[Saved entries]
━━━━━━
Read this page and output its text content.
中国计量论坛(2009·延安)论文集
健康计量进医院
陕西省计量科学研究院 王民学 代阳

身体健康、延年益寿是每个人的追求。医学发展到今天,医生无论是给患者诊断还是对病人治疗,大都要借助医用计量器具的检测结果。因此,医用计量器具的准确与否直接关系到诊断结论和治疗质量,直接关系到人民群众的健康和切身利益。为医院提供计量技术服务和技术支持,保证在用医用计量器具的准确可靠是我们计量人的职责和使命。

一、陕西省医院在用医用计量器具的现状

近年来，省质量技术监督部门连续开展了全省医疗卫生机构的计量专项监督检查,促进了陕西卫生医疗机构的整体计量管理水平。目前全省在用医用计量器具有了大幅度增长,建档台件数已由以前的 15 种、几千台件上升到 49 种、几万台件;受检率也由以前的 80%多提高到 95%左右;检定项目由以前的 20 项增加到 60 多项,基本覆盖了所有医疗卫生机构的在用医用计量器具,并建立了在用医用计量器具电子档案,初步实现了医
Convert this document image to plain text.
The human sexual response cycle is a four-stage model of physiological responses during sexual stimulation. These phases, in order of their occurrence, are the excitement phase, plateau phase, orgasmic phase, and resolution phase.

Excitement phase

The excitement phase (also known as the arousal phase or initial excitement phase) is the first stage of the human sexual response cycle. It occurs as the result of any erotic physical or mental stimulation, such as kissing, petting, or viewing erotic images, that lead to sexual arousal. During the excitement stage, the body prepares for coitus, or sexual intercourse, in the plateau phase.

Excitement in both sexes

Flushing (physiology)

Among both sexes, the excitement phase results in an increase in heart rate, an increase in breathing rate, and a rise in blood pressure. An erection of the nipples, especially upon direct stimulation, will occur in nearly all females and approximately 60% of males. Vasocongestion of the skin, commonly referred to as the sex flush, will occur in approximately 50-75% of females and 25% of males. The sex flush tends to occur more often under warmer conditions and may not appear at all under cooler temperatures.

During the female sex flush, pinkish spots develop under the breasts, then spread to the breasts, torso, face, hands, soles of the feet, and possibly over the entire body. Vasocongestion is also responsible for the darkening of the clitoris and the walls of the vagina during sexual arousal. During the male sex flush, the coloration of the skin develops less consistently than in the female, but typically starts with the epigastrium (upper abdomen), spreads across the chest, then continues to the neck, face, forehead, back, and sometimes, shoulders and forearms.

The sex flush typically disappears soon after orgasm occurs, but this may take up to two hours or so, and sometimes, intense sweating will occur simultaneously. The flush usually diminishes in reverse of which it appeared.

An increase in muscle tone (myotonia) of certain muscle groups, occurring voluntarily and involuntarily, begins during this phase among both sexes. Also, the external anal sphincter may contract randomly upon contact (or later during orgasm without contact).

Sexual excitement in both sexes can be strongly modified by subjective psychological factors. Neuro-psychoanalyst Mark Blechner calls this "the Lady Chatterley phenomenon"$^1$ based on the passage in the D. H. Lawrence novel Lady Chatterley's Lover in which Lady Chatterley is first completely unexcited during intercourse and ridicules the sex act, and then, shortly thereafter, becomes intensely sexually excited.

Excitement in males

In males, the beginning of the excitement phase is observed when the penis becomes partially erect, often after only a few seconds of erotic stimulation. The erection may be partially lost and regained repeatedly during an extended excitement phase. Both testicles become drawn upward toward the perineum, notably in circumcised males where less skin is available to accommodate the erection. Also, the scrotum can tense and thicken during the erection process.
━━━━━━
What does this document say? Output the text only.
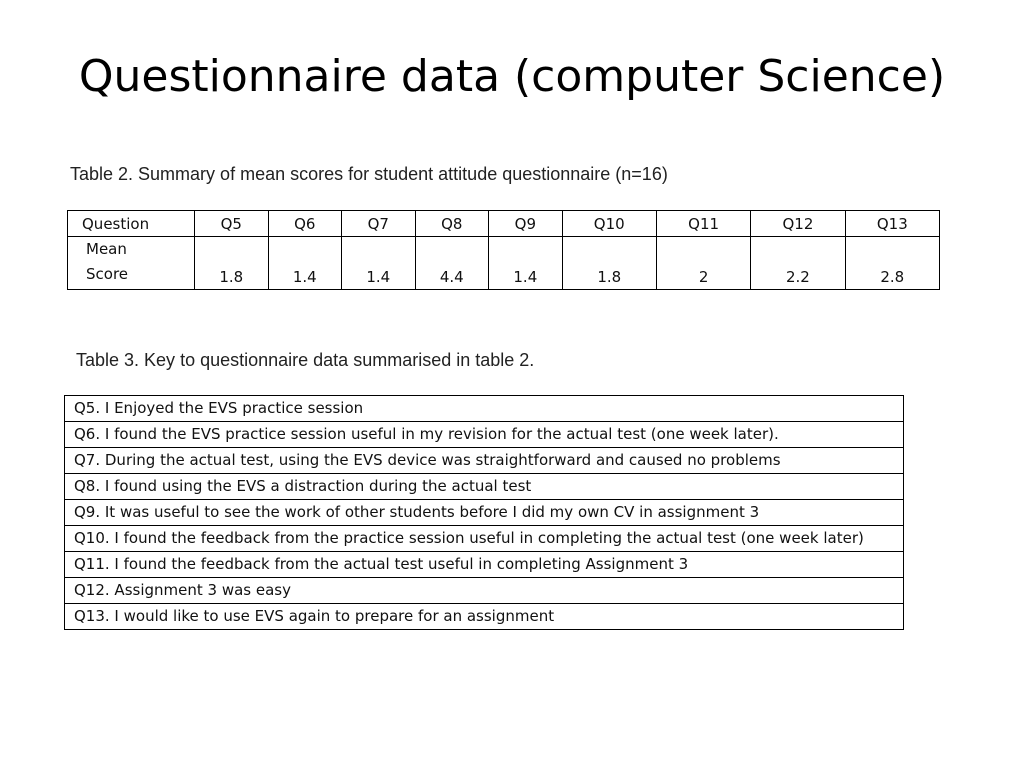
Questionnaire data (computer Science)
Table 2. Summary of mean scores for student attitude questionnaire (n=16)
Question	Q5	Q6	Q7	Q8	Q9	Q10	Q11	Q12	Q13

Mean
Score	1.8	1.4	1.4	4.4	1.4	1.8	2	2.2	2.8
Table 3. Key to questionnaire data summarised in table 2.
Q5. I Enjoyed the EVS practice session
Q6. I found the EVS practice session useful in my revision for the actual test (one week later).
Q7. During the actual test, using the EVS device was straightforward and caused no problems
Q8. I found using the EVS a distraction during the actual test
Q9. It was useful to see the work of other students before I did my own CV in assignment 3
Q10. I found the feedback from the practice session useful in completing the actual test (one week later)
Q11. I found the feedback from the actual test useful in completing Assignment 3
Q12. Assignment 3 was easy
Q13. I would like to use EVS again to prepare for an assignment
━━━━━━
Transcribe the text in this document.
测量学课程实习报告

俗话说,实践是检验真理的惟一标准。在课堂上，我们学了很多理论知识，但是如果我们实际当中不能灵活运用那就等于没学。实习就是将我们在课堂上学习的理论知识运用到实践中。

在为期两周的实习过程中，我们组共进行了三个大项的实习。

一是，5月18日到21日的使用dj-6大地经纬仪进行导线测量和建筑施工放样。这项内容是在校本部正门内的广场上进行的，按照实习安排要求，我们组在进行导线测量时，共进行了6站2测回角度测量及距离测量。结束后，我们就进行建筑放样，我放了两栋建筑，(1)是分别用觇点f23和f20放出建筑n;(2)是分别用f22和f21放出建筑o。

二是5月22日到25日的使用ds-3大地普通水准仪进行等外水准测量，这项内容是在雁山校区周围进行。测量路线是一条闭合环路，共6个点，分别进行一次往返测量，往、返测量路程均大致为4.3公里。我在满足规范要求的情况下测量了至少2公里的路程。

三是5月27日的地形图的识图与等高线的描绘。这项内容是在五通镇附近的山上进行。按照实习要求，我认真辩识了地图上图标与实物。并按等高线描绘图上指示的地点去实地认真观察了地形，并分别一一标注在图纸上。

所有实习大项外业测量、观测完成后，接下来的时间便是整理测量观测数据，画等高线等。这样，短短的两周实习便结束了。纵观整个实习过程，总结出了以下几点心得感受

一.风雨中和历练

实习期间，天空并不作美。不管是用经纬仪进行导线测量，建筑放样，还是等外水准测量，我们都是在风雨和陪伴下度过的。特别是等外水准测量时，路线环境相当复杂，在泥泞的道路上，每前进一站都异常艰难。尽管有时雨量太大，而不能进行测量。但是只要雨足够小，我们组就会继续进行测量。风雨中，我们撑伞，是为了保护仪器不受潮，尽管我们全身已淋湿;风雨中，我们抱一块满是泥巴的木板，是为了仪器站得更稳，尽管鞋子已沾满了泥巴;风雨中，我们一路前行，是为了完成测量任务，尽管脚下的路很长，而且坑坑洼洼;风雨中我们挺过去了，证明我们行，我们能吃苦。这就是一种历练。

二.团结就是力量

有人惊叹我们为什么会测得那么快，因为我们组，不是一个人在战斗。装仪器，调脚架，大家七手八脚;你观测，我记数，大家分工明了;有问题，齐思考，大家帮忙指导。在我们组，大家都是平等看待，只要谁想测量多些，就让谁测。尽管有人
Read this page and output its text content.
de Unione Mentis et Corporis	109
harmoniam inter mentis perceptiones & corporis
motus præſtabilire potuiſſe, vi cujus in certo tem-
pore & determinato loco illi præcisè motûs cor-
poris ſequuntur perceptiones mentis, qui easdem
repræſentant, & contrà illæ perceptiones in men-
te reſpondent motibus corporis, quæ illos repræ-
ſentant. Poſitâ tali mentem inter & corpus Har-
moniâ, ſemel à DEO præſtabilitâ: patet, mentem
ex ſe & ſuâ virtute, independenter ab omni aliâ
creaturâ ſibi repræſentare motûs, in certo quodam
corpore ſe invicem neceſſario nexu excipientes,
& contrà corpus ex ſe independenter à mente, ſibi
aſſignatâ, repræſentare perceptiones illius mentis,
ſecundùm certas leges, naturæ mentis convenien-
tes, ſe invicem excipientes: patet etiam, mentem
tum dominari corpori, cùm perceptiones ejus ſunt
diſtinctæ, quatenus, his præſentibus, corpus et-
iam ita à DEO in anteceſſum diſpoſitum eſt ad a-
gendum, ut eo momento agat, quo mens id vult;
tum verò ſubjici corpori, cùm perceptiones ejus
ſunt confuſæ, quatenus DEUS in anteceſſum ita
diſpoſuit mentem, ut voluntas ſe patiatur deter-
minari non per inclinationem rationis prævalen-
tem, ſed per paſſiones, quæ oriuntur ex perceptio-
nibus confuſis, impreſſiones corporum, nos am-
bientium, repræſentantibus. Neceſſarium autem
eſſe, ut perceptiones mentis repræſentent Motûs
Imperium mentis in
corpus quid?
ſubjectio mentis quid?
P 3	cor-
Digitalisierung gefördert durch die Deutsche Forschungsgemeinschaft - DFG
━━━━━━
EXERCISE BRIEF:
Filter out every line that lacks the word "data", and copy the rest.

THE RESPONSE:
Questionnaire data (computer Science)
Table 3. Key to questionnaire data summarised in table 2.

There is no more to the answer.